*Supplied material*

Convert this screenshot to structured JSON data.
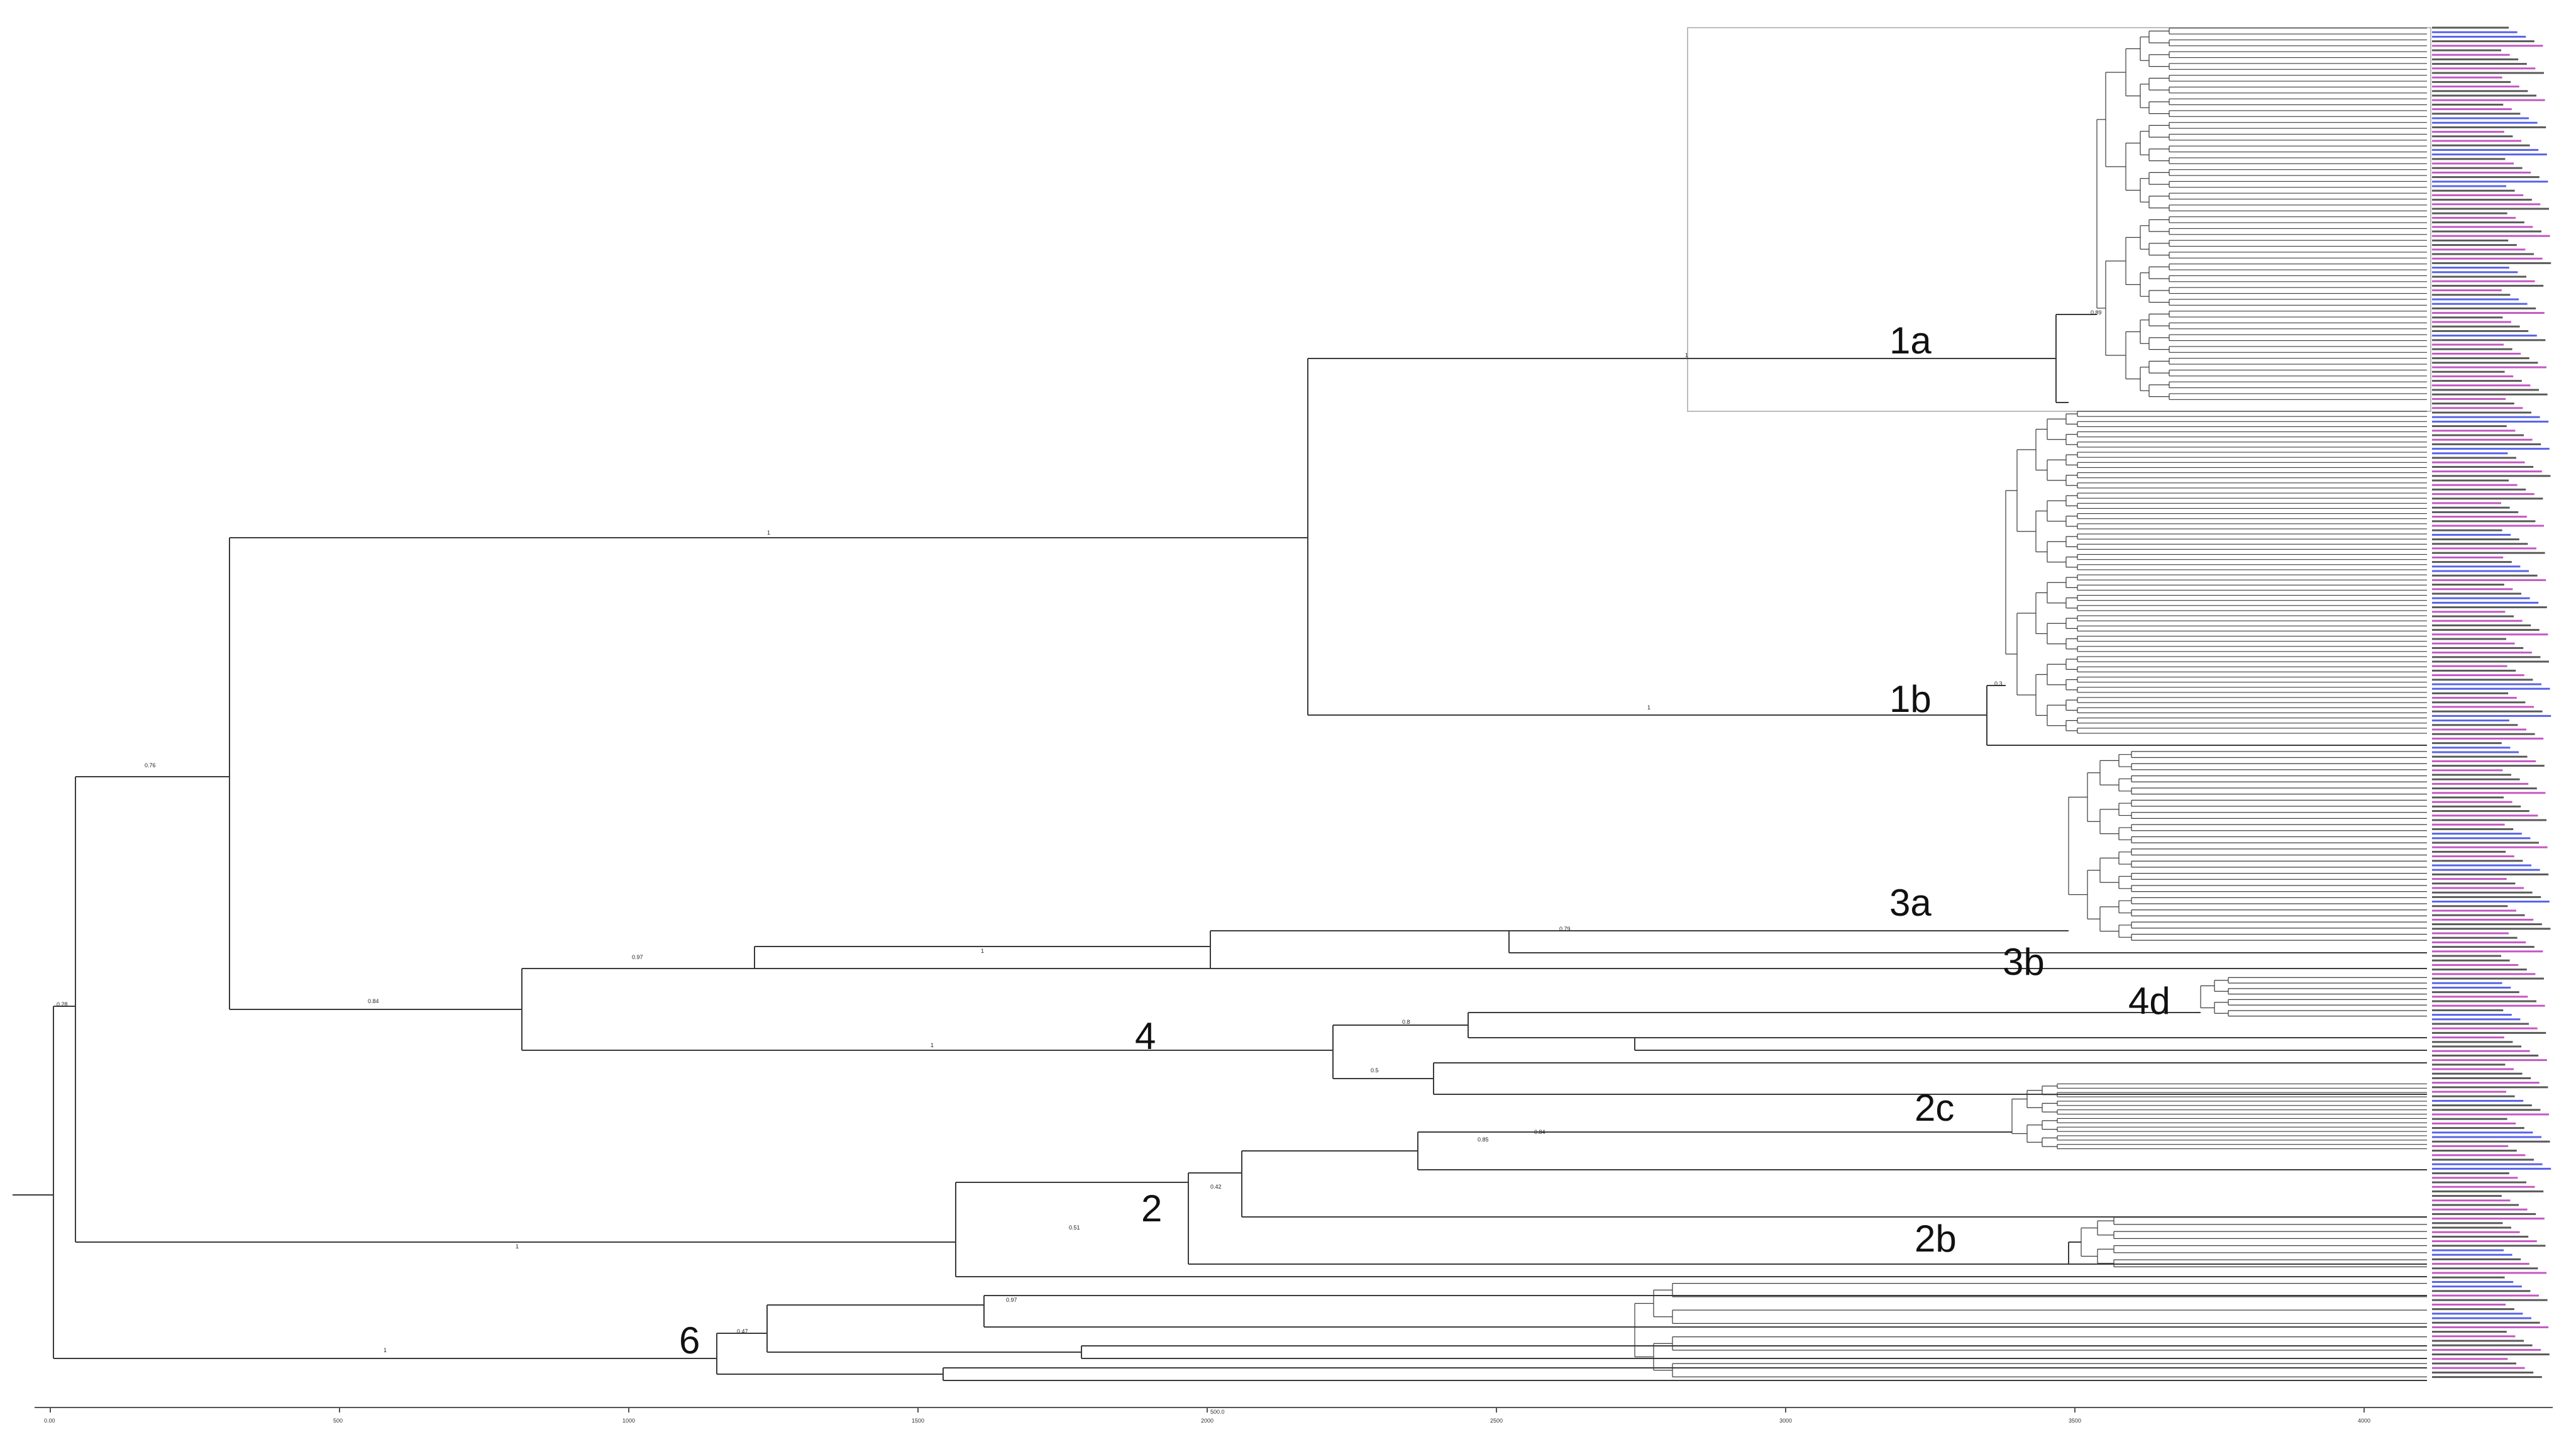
{
  "colors": {
    "branch": "#3a3a3a",
    "frame": "#bdbdbd",
    "tip_black": "#222222",
    "tip_blue": "#1f2fe0",
    "tip_magenta": "#b01fb0"
  },
  "clades": {
    "c1a": "1a",
    "c1b": "1b",
    "c3a": "3a",
    "c3b": "3b",
    "c4d": "4d",
    "c4": "4",
    "c2c": "2c",
    "c2": "2",
    "c2b": "2b",
    "c6": "6"
  },
  "support": {
    "root": "0.28",
    "n_hi": "0.76",
    "n_1": "1",
    "n_1a": "1",
    "n_1a_base": "0.89",
    "n_1b": "1",
    "n_1b_base": "0.3",
    "n_34": "0.84",
    "n_3": "0.97",
    "n_3a": "1",
    "n_3a_b": "0.79",
    "n_4": "1",
    "n_4a": "0.8",
    "n_4b": "0.5",
    "n_2": "1",
    "n_2a": "0.51",
    "n_2b": "0.42",
    "n_2c": "0.85",
    "n_2d": "0.84",
    "n_6": "1",
    "n_6a": "0.47",
    "n_6b": "0.97"
  },
  "axis": {
    "ticks": [
      "0.00",
      "500",
      "1000",
      "1500",
      "2000",
      "2500",
      "3000",
      "3500",
      "4000"
    ],
    "label": "500.0"
  }
}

*Problem statement*
Retype the records exactly. Any image in them should not appear in what you write.

*Right answer*
Convert this screenshot to structured JSON data.
{
  "colors": {
    "branch": "#3a3a3a",
    "frame": "#bdbdbd",
    "tip_black": "#222222",
    "tip_blue": "#1f2fe0",
    "tip_magenta": "#b01fb0"
  },
  "clades": {
    "c1a": "1a",
    "c1b": "1b",
    "c3a": "3a",
    "c3b": "3b",
    "c4d": "4d",
    "c4": "4",
    "c2c": "2c",
    "c2": "2",
    "c2b": "2b",
    "c6": "6"
  },
  "support": {
    "root": "0.28",
    "n_hi": "0.76",
    "n_1": "1",
    "n_1a": "1",
    "n_1a_base": "0.89",
    "n_1b": "1",
    "n_1b_base": "0.3",
    "n_34": "0.84",
    "n_3": "0.97",
    "n_3a": "1",
    "n_3a_b": "0.79",
    "n_4": "1",
    "n_4a": "0.8",
    "n_4b": "0.5",
    "n_2": "1",
    "n_2a": "0.51",
    "n_2b": "0.42",
    "n_2c": "0.85",
    "n_2d": "0.84",
    "n_6": "1",
    "n_6a": "0.47",
    "n_6b": "0.97"
  },
  "axis": {
    "ticks": [
      "0.00",
      "500",
      "1000",
      "1500",
      "2000",
      "2500",
      "3000",
      "3500",
      "4000"
    ],
    "label": "500.0"
  }
}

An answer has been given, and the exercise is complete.